Begin GIVEN DATA
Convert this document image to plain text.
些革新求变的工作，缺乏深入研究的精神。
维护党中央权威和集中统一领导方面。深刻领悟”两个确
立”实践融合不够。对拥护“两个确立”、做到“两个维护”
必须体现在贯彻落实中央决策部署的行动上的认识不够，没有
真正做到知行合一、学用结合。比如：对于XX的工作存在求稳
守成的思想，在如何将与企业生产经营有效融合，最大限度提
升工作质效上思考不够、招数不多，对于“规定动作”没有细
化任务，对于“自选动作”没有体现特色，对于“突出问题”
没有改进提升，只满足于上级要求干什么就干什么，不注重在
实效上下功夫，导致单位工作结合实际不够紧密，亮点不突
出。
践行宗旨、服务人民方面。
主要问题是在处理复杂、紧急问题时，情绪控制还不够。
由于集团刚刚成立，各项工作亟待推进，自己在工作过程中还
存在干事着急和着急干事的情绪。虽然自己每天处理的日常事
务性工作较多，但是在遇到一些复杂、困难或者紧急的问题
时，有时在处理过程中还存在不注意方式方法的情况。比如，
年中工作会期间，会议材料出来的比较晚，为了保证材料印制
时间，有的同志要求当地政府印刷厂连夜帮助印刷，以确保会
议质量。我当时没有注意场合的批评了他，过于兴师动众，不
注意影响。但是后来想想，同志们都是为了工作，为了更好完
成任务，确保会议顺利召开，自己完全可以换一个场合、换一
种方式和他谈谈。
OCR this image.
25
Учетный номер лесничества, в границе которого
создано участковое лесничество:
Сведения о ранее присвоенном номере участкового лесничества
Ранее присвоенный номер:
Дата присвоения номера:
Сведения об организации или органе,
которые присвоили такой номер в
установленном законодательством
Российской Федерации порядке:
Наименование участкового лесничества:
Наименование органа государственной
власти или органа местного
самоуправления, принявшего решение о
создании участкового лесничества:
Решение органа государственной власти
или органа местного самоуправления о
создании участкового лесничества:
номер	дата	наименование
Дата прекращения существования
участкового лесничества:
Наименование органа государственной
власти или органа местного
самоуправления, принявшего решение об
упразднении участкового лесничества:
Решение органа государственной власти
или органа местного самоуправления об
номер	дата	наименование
End GIVEN DATA
§ THE EXERCISE: Give the material above again, word for word.

§ RESPONSE TO THE EXERCISE:
Convert this document image to plain text.
些革新求变的工作，缺乏深入研究的精神。
维护党中央权威和集中统一领导方面。深刻领悟”两个确
立”实践融合不够。对拥护“两个确立”、做到“两个维护”
必须体现在贯彻落实中央决策部署的行动上的认识不够，没有
真正做到知行合一、学用结合。比如：对于XX的工作存在求稳
守成的思想，在如何将与企业生产经营有效融合，最大限度提
升工作质效上思考不够、招数不多，对于“规定动作”没有细
化任务，对于“自选动作”没有体现特色，对于“突出问题”
没有改进提升，只满足于上级要求干什么就干什么，不注重在
实效上下功夫，导致单位工作结合实际不够紧密，亮点不突
出。
践行宗旨、服务人民方面。
主要问题是在处理复杂、紧急问题时，情绪控制还不够。
由于集团刚刚成立，各项工作亟待推进，自己在工作过程中还
存在干事着急和着急干事的情绪。虽然自己每天处理的日常事
务性工作较多，但是在遇到一些复杂、困难或者紧急的问题
时，有时在处理过程中还存在不注意方式方法的情况。比如，
年中工作会期间，会议材料出来的比较晚，为了保证材料印制
时间，有的同志要求当地政府印刷厂连夜帮助印刷，以确保会
议质量。我当时没有注意场合的批评了他，过于兴师动众，不
注意影响。但是后来想想，同志们都是为了工作，为了更好完
成任务，确保会议顺利召开，自己完全可以换一个场合、换一
种方式和他谈谈。
OCR this image.
25
Учетный номер лесничества, в границе которого
создано участковое лесничество:
Сведения о ранее присвоенном номере участкового лесничества
Ранее присвоенный номер:
Дата присвоения номера:
Сведения об организации или органе,
которые присвоили такой номер в
установленном законодательством
Российской Федерации порядке:
Наименование участкового лесничества:
Наименование органа государственной
власти или органа местного
самоуправления, принявшего решение о
создании участкового лесничества:
Решение органа государственной власти
или органа местного самоуправления о
создании участкового лесничества:
номер	дата	наименование
Дата прекращения существования
участкового лесничества:
Наименование органа государственной
власти или органа местного
самоуправления, принявшего решение об
упразднении участкового лесничества:
Решение органа государственной власти
или органа местного самоуправления об
номер	дата	наименование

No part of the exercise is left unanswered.